>> start DATA LISTING

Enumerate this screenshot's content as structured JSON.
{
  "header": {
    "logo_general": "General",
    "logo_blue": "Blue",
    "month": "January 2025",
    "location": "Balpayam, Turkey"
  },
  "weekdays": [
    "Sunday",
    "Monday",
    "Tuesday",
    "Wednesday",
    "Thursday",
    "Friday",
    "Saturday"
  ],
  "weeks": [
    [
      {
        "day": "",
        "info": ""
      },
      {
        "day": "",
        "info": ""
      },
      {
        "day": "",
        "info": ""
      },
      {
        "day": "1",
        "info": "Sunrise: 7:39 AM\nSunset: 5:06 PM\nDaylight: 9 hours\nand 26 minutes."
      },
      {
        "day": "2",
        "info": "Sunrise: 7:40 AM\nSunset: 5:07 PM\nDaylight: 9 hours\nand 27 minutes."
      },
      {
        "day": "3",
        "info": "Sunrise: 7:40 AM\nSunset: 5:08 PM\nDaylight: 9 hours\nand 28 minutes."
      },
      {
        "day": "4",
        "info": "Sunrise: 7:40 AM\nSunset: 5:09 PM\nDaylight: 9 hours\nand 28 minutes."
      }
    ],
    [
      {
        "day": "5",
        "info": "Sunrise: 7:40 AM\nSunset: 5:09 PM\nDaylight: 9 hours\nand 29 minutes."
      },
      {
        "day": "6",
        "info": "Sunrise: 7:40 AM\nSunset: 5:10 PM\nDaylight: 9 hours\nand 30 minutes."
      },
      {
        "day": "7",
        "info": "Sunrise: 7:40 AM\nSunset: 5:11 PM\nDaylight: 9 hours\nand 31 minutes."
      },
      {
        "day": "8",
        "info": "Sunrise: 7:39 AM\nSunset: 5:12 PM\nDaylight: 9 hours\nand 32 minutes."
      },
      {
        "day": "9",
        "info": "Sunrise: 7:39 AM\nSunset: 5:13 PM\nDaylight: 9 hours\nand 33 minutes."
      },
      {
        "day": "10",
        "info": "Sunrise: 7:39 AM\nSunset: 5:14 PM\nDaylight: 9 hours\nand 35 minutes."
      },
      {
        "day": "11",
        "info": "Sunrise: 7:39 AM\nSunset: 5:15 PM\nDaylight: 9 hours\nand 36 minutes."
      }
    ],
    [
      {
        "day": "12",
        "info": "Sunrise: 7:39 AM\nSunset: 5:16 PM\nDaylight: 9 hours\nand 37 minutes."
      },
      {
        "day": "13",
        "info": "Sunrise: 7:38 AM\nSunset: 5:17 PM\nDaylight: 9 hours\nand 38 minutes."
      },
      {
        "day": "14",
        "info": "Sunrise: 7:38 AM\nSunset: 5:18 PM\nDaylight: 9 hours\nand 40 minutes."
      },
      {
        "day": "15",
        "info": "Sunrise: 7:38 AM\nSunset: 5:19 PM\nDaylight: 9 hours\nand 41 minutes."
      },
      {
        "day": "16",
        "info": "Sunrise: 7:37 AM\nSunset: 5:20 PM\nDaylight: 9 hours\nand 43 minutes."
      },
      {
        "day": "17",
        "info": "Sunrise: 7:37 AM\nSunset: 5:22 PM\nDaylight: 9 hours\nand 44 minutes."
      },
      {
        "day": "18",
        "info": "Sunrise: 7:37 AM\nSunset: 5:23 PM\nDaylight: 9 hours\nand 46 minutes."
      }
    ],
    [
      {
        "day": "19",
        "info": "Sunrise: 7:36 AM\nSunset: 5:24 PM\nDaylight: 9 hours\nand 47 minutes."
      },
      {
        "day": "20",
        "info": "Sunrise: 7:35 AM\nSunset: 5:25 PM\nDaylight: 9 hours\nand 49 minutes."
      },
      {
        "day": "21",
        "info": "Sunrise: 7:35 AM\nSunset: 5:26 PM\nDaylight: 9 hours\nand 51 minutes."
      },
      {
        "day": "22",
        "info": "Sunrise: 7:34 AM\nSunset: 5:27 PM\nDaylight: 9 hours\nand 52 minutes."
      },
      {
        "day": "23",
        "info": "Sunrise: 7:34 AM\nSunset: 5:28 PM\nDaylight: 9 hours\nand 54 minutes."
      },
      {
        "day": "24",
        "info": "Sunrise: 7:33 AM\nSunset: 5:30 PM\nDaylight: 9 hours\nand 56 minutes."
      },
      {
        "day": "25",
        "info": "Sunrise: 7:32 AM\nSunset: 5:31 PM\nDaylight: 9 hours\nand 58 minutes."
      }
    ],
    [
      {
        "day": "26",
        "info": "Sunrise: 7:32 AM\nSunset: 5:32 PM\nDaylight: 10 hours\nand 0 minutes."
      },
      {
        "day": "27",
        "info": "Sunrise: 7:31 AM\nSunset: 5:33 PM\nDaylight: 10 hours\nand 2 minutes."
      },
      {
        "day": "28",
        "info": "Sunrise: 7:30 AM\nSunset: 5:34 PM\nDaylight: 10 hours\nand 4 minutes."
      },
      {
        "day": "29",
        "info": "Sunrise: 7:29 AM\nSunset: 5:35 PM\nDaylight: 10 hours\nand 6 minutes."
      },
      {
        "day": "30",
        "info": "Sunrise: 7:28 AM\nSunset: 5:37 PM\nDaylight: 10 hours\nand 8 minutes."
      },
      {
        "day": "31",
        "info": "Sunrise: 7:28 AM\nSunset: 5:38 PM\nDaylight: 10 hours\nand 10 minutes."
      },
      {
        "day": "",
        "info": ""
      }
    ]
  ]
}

>> end DATA LISTING

▸ **JOB**: Retype the records in full. Keep every line identical to the original.

▸ **THE COMPLETED TASK**:
Enumerate this screenshot's content as structured JSON.
{
  "header": {
    "logo_general": "General",
    "logo_blue": "Blue",
    "month": "January 2025",
    "location": "Balpayam, Turkey"
  },
  "weekdays": [
    "Sunday",
    "Monday",
    "Tuesday",
    "Wednesday",
    "Thursday",
    "Friday",
    "Saturday"
  ],
  "weeks": [
    [
      {
        "day": "",
        "info": ""
      },
      {
        "day": "",
        "info": ""
      },
      {
        "day": "",
        "info": ""
      },
      {
        "day": "1",
        "info": "Sunrise: 7:39 AM\nSunset: 5:06 PM\nDaylight: 9 hours\nand 26 minutes."
      },
      {
        "day": "2",
        "info": "Sunrise: 7:40 AM\nSunset: 5:07 PM\nDaylight: 9 hours\nand 27 minutes."
      },
      {
        "day": "3",
        "info": "Sunrise: 7:40 AM\nSunset: 5:08 PM\nDaylight: 9 hours\nand 28 minutes."
      },
      {
        "day": "4",
        "info": "Sunrise: 7:40 AM\nSunset: 5:09 PM\nDaylight: 9 hours\nand 28 minutes."
      }
    ],
    [
      {
        "day": "5",
        "info": "Sunrise: 7:40 AM\nSunset: 5:09 PM\nDaylight: 9 hours\nand 29 minutes."
      },
      {
        "day": "6",
        "info": "Sunrise: 7:40 AM\nSunset: 5:10 PM\nDaylight: 9 hours\nand 30 minutes."
      },
      {
        "day": "7",
        "info": "Sunrise: 7:40 AM\nSunset: 5:11 PM\nDaylight: 9 hours\nand 31 minutes."
      },
      {
        "day": "8",
        "info": "Sunrise: 7:39 AM\nSunset: 5:12 PM\nDaylight: 9 hours\nand 32 minutes."
      },
      {
        "day": "9",
        "info": "Sunrise: 7:39 AM\nSunset: 5:13 PM\nDaylight: 9 hours\nand 33 minutes."
      },
      {
        "day": "10",
        "info": "Sunrise: 7:39 AM\nSunset: 5:14 PM\nDaylight: 9 hours\nand 35 minutes."
      },
      {
        "day": "11",
        "info": "Sunrise: 7:39 AM\nSunset: 5:15 PM\nDaylight: 9 hours\nand 36 minutes."
      }
    ],
    [
      {
        "day": "12",
        "info": "Sunrise: 7:39 AM\nSunset: 5:16 PM\nDaylight: 9 hours\nand 37 minutes."
      },
      {
        "day": "13",
        "info": "Sunrise: 7:38 AM\nSunset: 5:17 PM\nDaylight: 9 hours\nand 38 minutes."
      },
      {
        "day": "14",
        "info": "Sunrise: 7:38 AM\nSunset: 5:18 PM\nDaylight: 9 hours\nand 40 minutes."
      },
      {
        "day": "15",
        "info": "Sunrise: 7:38 AM\nSunset: 5:19 PM\nDaylight: 9 hours\nand 41 minutes."
      },
      {
        "day": "16",
        "info": "Sunrise: 7:37 AM\nSunset: 5:20 PM\nDaylight: 9 hours\nand 43 minutes."
      },
      {
        "day": "17",
        "info": "Sunrise: 7:37 AM\nSunset: 5:22 PM\nDaylight: 9 hours\nand 44 minutes."
      },
      {
        "day": "18",
        "info": "Sunrise: 7:37 AM\nSunset: 5:23 PM\nDaylight: 9 hours\nand 46 minutes."
      }
    ],
    [
      {
        "day": "19",
        "info": "Sunrise: 7:36 AM\nSunset: 5:24 PM\nDaylight: 9 hours\nand 47 minutes."
      },
      {
        "day": "20",
        "info": "Sunrise: 7:35 AM\nSunset: 5:25 PM\nDaylight: 9 hours\nand 49 minutes."
      },
      {
        "day": "21",
        "info": "Sunrise: 7:35 AM\nSunset: 5:26 PM\nDaylight: 9 hours\nand 51 minutes."
      },
      {
        "day": "22",
        "info": "Sunrise: 7:34 AM\nSunset: 5:27 PM\nDaylight: 9 hours\nand 52 minutes."
      },
      {
        "day": "23",
        "info": "Sunrise: 7:34 AM\nSunset: 5:28 PM\nDaylight: 9 hours\nand 54 minutes."
      },
      {
        "day": "24",
        "info": "Sunrise: 7:33 AM\nSunset: 5:30 PM\nDaylight: 9 hours\nand 56 minutes."
      },
      {
        "day": "25",
        "info": "Sunrise: 7:32 AM\nSunset: 5:31 PM\nDaylight: 9 hours\nand 58 minutes."
      }
    ],
    [
      {
        "day": "26",
        "info": "Sunrise: 7:32 AM\nSunset: 5:32 PM\nDaylight: 10 hours\nand 0 minutes."
      },
      {
        "day": "27",
        "info": "Sunrise: 7:31 AM\nSunset: 5:33 PM\nDaylight: 10 hours\nand 2 minutes."
      },
      {
        "day": "28",
        "info": "Sunrise: 7:30 AM\nSunset: 5:34 PM\nDaylight: 10 hours\nand 4 minutes."
      },
      {
        "day": "29",
        "info": "Sunrise: 7:29 AM\nSunset: 5:35 PM\nDaylight: 10 hours\nand 6 minutes."
      },
      {
        "day": "30",
        "info": "Sunrise: 7:28 AM\nSunset: 5:37 PM\nDaylight: 10 hours\nand 8 minutes."
      },
      {
        "day": "31",
        "info": "Sunrise: 7:28 AM\nSunset: 5:38 PM\nDaylight: 10 hours\nand 10 minutes."
      },
      {
        "day": "",
        "info": ""
      }
    ]
  ]
}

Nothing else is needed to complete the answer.